What needs to be done
Copy out the data below verbatim.

[Begin Provided records]

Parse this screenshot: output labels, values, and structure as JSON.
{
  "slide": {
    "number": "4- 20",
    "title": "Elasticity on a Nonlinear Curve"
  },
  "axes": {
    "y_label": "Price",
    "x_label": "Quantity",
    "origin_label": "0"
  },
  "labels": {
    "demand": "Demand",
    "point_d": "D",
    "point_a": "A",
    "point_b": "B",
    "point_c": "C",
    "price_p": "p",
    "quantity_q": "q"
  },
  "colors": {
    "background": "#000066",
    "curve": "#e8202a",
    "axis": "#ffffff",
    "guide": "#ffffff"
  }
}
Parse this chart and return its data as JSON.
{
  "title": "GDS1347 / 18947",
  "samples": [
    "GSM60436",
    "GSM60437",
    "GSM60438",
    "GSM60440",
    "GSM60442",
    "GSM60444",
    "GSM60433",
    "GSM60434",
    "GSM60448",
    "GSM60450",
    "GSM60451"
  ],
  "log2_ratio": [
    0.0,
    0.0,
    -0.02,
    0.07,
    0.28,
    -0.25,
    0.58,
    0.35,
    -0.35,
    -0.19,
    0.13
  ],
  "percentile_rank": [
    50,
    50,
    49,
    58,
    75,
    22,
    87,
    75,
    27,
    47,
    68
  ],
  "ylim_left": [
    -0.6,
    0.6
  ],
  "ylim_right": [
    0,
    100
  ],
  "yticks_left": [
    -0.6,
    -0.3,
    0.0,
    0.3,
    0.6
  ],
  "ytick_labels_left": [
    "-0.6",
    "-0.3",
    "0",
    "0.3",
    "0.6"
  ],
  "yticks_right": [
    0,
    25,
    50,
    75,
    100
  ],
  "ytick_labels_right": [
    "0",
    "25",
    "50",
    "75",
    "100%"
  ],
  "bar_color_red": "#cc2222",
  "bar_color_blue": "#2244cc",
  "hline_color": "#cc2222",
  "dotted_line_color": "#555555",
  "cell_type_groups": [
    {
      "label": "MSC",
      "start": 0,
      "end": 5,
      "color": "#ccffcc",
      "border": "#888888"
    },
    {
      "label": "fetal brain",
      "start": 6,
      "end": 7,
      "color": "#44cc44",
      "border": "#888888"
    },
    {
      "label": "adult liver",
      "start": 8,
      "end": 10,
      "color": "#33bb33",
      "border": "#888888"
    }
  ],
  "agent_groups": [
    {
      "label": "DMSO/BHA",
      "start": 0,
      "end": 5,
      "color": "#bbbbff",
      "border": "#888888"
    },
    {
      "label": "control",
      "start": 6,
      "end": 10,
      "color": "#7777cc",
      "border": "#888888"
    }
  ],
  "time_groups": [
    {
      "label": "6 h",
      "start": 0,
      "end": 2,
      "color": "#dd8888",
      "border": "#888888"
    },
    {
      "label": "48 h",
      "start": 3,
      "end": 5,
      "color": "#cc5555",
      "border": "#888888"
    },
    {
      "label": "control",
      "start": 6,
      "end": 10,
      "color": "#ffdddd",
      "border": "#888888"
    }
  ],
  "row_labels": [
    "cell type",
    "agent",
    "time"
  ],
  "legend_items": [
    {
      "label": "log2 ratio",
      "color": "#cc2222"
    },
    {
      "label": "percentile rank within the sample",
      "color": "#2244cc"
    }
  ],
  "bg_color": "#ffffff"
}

[End Provided records]

Task response
Parse this screenshot: output labels, values, and structure as JSON.
{
  "slide": {
    "number": "4- 20",
    "title": "Elasticity on a Nonlinear Curve"
  },
  "axes": {
    "y_label": "Price",
    "x_label": "Quantity",
    "origin_label": "0"
  },
  "labels": {
    "demand": "Demand",
    "point_d": "D",
    "point_a": "A",
    "point_b": "B",
    "point_c": "C",
    "price_p": "p",
    "quantity_q": "q"
  },
  "colors": {
    "background": "#000066",
    "curve": "#e8202a",
    "axis": "#ffffff",
    "guide": "#ffffff"
  }
}
Parse this chart and return its data as JSON.
{
  "title": "GDS1347 / 18947",
  "samples": [
    "GSM60436",
    "GSM60437",
    "GSM60438",
    "GSM60440",
    "GSM60442",
    "GSM60444",
    "GSM60433",
    "GSM60434",
    "GSM60448",
    "GSM60450",
    "GSM60451"
  ],
  "log2_ratio": [
    0.0,
    0.0,
    -0.02,
    0.07,
    0.28,
    -0.25,
    0.58,
    0.35,
    -0.35,
    -0.19,
    0.13
  ],
  "percentile_rank": [
    50,
    50,
    49,
    58,
    75,
    22,
    87,
    75,
    27,
    47,
    68
  ],
  "ylim_left": [
    -0.6,
    0.6
  ],
  "ylim_right": [
    0,
    100
  ],
  "yticks_left": [
    -0.6,
    -0.3,
    0.0,
    0.3,
    0.6
  ],
  "ytick_labels_left": [
    "-0.6",
    "-0.3",
    "0",
    "0.3",
    "0.6"
  ],
  "yticks_right": [
    0,
    25,
    50,
    75,
    100
  ],
  "ytick_labels_right": [
    "0",
    "25",
    "50",
    "75",
    "100%"
  ],
  "bar_color_red": "#cc2222",
  "bar_color_blue": "#2244cc",
  "hline_color": "#cc2222",
  "dotted_line_color": "#555555",
  "cell_type_groups": [
    {
      "label": "MSC",
      "start": 0,
      "end": 5,
      "color": "#ccffcc",
      "border": "#888888"
    },
    {
      "label": "fetal brain",
      "start": 6,
      "end": 7,
      "color": "#44cc44",
      "border": "#888888"
    },
    {
      "label": "adult liver",
      "start": 8,
      "end": 10,
      "color": "#33bb33",
      "border": "#888888"
    }
  ],
  "agent_groups": [
    {
      "label": "DMSO/BHA",
      "start": 0,
      "end": 5,
      "color": "#bbbbff",
      "border": "#888888"
    },
    {
      "label": "control",
      "start": 6,
      "end": 10,
      "color": "#7777cc",
      "border": "#888888"
    }
  ],
  "time_groups": [
    {
      "label": "6 h",
      "start": 0,
      "end": 2,
      "color": "#dd8888",
      "border": "#888888"
    },
    {
      "label": "48 h",
      "start": 3,
      "end": 5,
      "color": "#cc5555",
      "border": "#888888"
    },
    {
      "label": "control",
      "start": 6,
      "end": 10,
      "color": "#ffdddd",
      "border": "#888888"
    }
  ],
  "row_labels": [
    "cell type",
    "agent",
    "time"
  ],
  "legend_items": [
    {
      "label": "log2 ratio",
      "color": "#cc2222"
    },
    {
      "label": "percentile rank within the sample",
      "color": "#2244cc"
    }
  ],
  "bg_color": "#ffffff"
}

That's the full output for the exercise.